● **WHAT IS REQUIRED**
Take the data below and repeat it exactly.

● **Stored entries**
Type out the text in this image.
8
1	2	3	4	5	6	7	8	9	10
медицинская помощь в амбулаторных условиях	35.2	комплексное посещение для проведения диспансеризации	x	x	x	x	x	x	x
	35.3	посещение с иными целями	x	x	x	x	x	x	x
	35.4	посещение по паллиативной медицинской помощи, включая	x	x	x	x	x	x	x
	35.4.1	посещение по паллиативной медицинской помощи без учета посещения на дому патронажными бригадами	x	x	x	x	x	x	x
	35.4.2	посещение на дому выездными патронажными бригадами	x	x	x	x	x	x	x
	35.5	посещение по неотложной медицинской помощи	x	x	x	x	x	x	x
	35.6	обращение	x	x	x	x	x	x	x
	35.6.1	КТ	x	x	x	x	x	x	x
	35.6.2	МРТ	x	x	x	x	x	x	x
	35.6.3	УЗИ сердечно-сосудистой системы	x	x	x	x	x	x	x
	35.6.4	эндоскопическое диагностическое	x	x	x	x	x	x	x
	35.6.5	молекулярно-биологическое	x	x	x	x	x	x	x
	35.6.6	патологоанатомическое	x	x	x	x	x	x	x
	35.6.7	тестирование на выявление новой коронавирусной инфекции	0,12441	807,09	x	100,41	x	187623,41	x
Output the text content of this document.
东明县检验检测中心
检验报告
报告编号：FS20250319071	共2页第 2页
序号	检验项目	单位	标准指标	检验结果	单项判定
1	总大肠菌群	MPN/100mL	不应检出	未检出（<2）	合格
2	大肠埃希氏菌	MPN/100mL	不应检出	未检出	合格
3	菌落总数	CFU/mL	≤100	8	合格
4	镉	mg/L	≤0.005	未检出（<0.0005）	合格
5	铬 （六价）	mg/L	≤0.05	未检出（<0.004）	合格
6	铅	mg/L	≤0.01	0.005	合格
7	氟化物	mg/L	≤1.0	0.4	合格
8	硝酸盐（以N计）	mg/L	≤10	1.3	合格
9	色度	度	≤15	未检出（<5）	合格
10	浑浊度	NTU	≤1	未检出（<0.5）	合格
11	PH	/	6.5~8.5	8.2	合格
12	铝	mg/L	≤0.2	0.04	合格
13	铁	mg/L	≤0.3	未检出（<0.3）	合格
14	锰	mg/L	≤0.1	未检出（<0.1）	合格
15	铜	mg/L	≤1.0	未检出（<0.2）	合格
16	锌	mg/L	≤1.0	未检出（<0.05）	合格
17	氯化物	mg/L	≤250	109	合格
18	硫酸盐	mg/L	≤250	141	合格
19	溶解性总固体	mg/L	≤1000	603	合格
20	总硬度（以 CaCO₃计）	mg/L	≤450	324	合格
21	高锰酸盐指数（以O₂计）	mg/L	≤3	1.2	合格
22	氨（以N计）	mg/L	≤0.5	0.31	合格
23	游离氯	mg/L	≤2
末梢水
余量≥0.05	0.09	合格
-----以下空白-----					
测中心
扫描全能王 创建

● **RESULT OF THE TASK**
Type out the text in this image.
8
1	2	3	4	5	6	7	8	9	10
медицинская помощь в амбулаторных условиях	35.2	комплексное посещение для проведения диспансеризации	x	x	x	x	x	x	x
	35.3	посещение с иными целями	x	x	x	x	x	x	x
	35.4	посещение по паллиативной медицинской помощи, включая	x	x	x	x	x	x	x
	35.4.1	посещение по паллиативной медицинской помощи без учета посещения на дому патронажными бригадами	x	x	x	x	x	x	x
	35.4.2	посещение на дому выездными патронажными бригадами	x	x	x	x	x	x	x
	35.5	посещение по неотложной медицинской помощи	x	x	x	x	x	x	x
	35.6	обращение	x	x	x	x	x	x	x
	35.6.1	КТ	x	x	x	x	x	x	x
	35.6.2	МРТ	x	x	x	x	x	x	x
	35.6.3	УЗИ сердечно-сосудистой системы	x	x	x	x	x	x	x
	35.6.4	эндоскопическое диагностическое	x	x	x	x	x	x	x
	35.6.5	молекулярно-биологическое	x	x	x	x	x	x	x
	35.6.6	патологоанатомическое	x	x	x	x	x	x	x
	35.6.7	тестирование на выявление новой коронавирусной инфекции	0,12441	807,09	x	100,41	x	187623,41	x
Output the text content of this document.
东明县检验检测中心
检验报告
报告编号：FS20250319071	共2页第 2页
序号	检验项目	单位	标准指标	检验结果	单项判定
1	总大肠菌群	MPN/100mL	不应检出	未检出（<2）	合格
2	大肠埃希氏菌	MPN/100mL	不应检出	未检出	合格
3	菌落总数	CFU/mL	≤100	8	合格
4	镉	mg/L	≤0.005	未检出（<0.0005）	合格
5	铬 （六价）	mg/L	≤0.05	未检出（<0.004）	合格
6	铅	mg/L	≤0.01	0.005	合格
7	氟化物	mg/L	≤1.0	0.4	合格
8	硝酸盐（以N计）	mg/L	≤10	1.3	合格
9	色度	度	≤15	未检出（<5）	合格
10	浑浊度	NTU	≤1	未检出（<0.5）	合格
11	PH	/	6.5~8.5	8.2	合格
12	铝	mg/L	≤0.2	0.04	合格
13	铁	mg/L	≤0.3	未检出（<0.3）	合格
14	锰	mg/L	≤0.1	未检出（<0.1）	合格
15	铜	mg/L	≤1.0	未检出（<0.2）	合格
16	锌	mg/L	≤1.0	未检出（<0.05）	合格
17	氯化物	mg/L	≤250	109	合格
18	硫酸盐	mg/L	≤250	141	合格
19	溶解性总固体	mg/L	≤1000	603	合格
20	总硬度（以 CaCO₃计）	mg/L	≤450	324	合格
21	高锰酸盐指数（以O₂计）	mg/L	≤3	1.2	合格
22	氨（以N计）	mg/L	≤0.5	0.31	合格
23	游离氯	mg/L	≤2
末梢水
余量≥0.05	0.09	合格
-----以下空白-----					
测中心
扫描全能王 创建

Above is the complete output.